* start Dataset content *
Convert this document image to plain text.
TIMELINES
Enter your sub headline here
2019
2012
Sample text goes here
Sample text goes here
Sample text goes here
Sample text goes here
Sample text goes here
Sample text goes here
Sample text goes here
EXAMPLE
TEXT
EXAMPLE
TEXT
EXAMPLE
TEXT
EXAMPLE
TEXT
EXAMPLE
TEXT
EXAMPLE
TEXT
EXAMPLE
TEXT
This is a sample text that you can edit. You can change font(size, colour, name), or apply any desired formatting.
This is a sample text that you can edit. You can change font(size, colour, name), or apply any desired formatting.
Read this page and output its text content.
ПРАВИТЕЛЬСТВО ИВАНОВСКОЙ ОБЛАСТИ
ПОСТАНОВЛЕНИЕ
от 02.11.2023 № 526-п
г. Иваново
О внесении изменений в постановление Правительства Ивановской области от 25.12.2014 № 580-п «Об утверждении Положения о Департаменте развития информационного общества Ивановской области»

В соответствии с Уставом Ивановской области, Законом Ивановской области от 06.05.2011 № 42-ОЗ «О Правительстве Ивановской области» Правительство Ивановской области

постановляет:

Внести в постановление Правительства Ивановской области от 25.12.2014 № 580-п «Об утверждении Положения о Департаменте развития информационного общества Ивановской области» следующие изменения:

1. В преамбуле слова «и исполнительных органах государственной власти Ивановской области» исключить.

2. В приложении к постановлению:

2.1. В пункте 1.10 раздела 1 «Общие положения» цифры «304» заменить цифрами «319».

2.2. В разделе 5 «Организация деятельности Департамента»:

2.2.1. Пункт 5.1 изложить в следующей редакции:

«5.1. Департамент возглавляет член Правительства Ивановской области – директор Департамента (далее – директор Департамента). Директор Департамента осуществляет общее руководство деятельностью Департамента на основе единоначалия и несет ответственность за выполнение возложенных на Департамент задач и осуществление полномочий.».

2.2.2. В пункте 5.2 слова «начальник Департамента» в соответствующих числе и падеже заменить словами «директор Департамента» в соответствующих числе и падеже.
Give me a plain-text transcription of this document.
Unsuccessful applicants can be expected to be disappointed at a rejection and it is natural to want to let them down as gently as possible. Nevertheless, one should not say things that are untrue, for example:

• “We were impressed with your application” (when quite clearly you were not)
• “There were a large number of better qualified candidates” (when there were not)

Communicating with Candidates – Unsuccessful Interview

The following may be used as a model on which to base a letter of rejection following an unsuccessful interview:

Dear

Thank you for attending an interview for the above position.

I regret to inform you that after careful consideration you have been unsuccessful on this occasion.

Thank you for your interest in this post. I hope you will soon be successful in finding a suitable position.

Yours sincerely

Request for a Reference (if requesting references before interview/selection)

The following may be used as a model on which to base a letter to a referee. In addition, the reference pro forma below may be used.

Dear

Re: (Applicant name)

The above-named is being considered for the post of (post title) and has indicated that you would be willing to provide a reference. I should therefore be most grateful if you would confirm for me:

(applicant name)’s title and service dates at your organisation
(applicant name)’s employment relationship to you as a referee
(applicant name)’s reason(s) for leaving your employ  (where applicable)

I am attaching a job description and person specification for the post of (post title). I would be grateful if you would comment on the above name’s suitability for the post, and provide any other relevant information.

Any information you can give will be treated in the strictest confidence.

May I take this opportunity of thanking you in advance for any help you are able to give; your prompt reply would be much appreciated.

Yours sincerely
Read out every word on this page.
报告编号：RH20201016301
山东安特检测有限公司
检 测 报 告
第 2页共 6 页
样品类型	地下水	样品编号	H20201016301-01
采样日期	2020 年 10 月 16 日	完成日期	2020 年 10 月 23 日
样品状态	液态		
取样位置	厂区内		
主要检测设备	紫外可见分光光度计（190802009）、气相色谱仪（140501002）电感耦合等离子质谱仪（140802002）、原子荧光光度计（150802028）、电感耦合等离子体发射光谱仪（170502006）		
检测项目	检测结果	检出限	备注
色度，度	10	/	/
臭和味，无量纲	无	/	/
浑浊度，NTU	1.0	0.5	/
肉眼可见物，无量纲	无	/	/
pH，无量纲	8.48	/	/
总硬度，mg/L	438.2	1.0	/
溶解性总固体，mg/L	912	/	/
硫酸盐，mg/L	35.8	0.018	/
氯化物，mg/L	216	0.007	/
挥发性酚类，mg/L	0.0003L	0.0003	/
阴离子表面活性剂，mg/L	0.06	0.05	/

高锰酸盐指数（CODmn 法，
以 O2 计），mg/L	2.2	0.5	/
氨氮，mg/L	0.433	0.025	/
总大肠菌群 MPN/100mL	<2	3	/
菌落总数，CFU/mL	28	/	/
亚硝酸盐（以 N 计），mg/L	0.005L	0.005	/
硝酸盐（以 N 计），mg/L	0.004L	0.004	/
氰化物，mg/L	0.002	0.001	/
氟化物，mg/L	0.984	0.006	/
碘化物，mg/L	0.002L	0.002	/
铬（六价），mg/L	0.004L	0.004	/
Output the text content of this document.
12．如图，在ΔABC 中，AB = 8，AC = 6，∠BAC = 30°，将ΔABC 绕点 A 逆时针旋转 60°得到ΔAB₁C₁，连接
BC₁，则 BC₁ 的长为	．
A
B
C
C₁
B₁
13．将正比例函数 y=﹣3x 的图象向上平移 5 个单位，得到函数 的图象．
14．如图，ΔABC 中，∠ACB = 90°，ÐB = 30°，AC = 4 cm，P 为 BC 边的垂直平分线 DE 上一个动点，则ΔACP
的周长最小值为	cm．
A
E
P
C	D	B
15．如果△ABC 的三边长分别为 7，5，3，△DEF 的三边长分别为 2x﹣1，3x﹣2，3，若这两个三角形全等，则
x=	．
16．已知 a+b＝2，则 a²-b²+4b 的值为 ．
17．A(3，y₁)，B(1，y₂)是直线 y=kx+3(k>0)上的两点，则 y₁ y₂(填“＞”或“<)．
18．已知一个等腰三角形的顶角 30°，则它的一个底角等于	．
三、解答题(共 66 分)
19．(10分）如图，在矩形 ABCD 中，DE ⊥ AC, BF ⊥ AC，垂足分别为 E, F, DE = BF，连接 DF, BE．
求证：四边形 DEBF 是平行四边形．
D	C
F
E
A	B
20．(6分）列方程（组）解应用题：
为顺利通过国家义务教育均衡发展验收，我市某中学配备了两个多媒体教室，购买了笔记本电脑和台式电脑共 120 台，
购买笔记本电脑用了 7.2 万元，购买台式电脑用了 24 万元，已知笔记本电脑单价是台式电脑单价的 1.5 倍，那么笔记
* end Dataset content *
• Task
Repeat only the stretch of lines that begins at the line containing "Output the text content of this document." and ends at the last line above, both included.

• Answer to the task
Output the text content of this document.
12．如图，在ΔABC 中，AB = 8，AC = 6，∠BAC = 30°，将ΔABC 绕点 A 逆时针旋转 60°得到ΔAB₁C₁，连接
BC₁，则 BC₁ 的长为	．
A
B
C
C₁
B₁
13．将正比例函数 y=﹣3x 的图象向上平移 5 个单位，得到函数 的图象．
14．如图，ΔABC 中，∠ACB = 90°，ÐB = 30°，AC = 4 cm，P 为 BC 边的垂直平分线 DE 上一个动点，则ΔACP
的周长最小值为	cm．
A
E
P
C	D	B
15．如果△ABC 的三边长分别为 7，5，3，△DEF 的三边长分别为 2x﹣1，3x﹣2，3，若这两个三角形全等，则
x=	．
16．已知 a+b＝2，则 a²-b²+4b 的值为 ．
17．A(3，y₁)，B(1，y₂)是直线 y=kx+3(k>0)上的两点，则 y₁ y₂(填“＞”或“<)．
18．已知一个等腰三角形的顶角 30°，则它的一个底角等于	．
三、解答题(共 66 分)
19．(10分）如图，在矩形 ABCD 中，DE ⊥ AC, BF ⊥ AC，垂足分别为 E, F, DE = BF，连接 DF, BE．
求证：四边形 DEBF 是平行四边形．
D	C
F
E
A	B
20．(6分）列方程（组）解应用题：
为顺利通过国家义务教育均衡发展验收，我市某中学配备了两个多媒体教室，购买了笔记本电脑和台式电脑共 120 台，
购买笔记本电脑用了 7.2 万元，购买台式电脑用了 24 万元，已知笔记本电脑单价是台式电脑单价的 1.5 倍，那么笔记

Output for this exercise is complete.